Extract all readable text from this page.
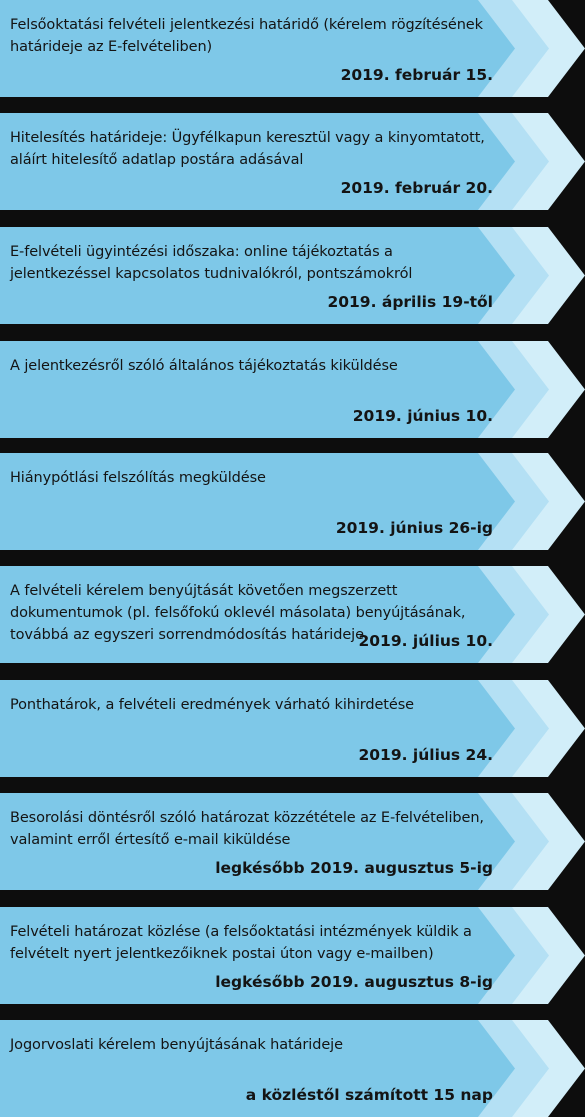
Felsőoktatási felvételi jelentkezési határidő (kérelem rögzítésének határideje az E-felvételiben)
2019. február 15.
Hitelesítés határideje: Ügyfélkapun keresztül vagy a kinyomtatott, aláírt hitelesítő adatlap postára adásával
2019. február 20.
E-felvételi ügyintézési időszaka: online tájékoztatás a jelentkezéssel kapcsolatos tudnivalókról, pontszámokról
2019. április 19-től
A jelentkezésről szóló általános tájékoztatás kiküldése
2019. június 10.
Hiánypótlási felszólítás megküldése
2019. június 26-ig
A felvételi kérelem benyújtását követően megszerzett dokumentumok (pl. felsőfokú oklevél másolata) benyújtásának, továbbá az egyszeri sorrendmódosítás határideje
2019. július 10.
Ponthatárok, a felvételi eredmények várható kihirdetése
2019. július 24.
Besorolási döntésről szóló határozat közzététele az E-felvételiben, valamint erről értesítő e-mail kiküldése
legkésőbb 2019. augusztus 5-ig
Felvételi határozat közlése (a felsőoktatási intézmények küldik a felvételt nyert jelentkezőiknek postai úton vagy e-mailben)
legkésőbb 2019. augusztus 8-ig
Jogorvoslati kérelem benyújtásának határideje
a közléstől számított 15 nap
******************************
### DIRECTION
Identify the lines that hold the word "legkésőbb". Copy every one of them.

### RESULT FOR THIS EXERCISE
legkésőbb 2019. augusztus 5-ig
legkésőbb 2019. augusztus 8-ig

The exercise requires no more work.